**Directions for this task:** Copy out all lines that hold "marker".

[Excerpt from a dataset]
* start *

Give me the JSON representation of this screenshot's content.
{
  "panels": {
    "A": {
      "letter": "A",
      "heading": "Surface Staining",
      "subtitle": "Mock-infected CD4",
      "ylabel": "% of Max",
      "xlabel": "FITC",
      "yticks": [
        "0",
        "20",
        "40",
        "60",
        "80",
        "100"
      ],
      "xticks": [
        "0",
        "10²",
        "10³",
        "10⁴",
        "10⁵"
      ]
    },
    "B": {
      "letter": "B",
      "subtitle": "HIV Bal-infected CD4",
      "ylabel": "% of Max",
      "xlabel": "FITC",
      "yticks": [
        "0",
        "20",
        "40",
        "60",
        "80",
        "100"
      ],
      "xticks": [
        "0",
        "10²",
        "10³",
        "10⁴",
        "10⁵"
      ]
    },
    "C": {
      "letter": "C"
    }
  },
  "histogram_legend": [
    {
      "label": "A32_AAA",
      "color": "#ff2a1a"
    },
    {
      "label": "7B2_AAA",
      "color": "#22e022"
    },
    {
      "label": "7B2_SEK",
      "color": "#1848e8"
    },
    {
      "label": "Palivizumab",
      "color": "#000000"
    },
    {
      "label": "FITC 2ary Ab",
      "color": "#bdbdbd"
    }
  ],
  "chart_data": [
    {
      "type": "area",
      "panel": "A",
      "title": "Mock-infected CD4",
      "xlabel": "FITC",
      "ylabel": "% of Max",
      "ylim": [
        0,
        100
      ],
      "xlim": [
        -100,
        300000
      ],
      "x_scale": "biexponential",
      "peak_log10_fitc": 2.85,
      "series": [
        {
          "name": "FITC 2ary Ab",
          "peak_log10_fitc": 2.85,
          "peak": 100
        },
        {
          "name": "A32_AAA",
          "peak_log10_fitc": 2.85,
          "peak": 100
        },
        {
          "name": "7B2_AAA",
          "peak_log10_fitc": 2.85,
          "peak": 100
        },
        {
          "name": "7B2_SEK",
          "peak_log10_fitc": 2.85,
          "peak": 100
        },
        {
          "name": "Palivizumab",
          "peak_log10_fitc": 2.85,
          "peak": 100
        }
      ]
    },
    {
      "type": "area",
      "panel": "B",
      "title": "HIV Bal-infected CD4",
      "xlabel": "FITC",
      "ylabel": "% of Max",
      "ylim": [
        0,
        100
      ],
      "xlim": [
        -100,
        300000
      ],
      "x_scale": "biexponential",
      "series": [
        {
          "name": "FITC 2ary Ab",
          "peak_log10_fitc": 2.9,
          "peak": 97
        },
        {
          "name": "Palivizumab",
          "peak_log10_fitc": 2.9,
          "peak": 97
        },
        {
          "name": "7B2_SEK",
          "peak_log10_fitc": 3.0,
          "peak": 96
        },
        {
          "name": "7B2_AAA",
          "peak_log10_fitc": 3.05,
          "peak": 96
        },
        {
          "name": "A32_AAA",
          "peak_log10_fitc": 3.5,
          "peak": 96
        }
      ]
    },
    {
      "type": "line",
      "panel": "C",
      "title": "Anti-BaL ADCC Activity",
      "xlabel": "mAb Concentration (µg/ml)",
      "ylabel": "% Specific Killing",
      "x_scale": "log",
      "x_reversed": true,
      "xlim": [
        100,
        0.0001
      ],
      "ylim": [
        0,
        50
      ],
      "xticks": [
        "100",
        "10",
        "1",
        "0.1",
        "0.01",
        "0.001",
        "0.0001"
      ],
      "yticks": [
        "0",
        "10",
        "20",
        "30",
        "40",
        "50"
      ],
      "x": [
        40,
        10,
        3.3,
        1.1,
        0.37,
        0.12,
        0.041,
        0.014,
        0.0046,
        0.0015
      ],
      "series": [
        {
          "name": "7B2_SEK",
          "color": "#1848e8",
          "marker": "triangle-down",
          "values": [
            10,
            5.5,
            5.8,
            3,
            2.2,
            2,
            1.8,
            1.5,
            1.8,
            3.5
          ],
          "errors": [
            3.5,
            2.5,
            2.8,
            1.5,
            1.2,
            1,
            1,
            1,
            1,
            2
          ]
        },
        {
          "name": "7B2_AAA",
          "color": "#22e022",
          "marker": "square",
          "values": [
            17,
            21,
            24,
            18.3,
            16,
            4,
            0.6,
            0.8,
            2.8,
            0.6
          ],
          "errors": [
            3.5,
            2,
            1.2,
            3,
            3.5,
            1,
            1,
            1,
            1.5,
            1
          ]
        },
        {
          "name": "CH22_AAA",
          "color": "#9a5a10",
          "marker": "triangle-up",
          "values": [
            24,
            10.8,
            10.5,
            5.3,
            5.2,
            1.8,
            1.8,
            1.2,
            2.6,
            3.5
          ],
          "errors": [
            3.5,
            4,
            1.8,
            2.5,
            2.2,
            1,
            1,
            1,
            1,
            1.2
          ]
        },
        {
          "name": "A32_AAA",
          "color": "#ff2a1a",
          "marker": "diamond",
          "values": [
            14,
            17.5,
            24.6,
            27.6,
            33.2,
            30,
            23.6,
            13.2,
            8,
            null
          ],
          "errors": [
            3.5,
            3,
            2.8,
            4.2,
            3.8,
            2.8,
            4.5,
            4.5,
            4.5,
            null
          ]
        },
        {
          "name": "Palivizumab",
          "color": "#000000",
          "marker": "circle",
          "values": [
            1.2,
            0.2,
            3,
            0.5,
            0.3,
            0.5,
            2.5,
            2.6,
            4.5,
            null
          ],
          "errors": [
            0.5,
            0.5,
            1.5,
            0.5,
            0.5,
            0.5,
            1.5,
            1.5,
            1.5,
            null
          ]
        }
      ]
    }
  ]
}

* end *

**Task output:**
          "marker": "triangle-down",
          "marker": "square",
          "marker": "triangle-up",
          "marker": "diamond",
          "marker": "circle",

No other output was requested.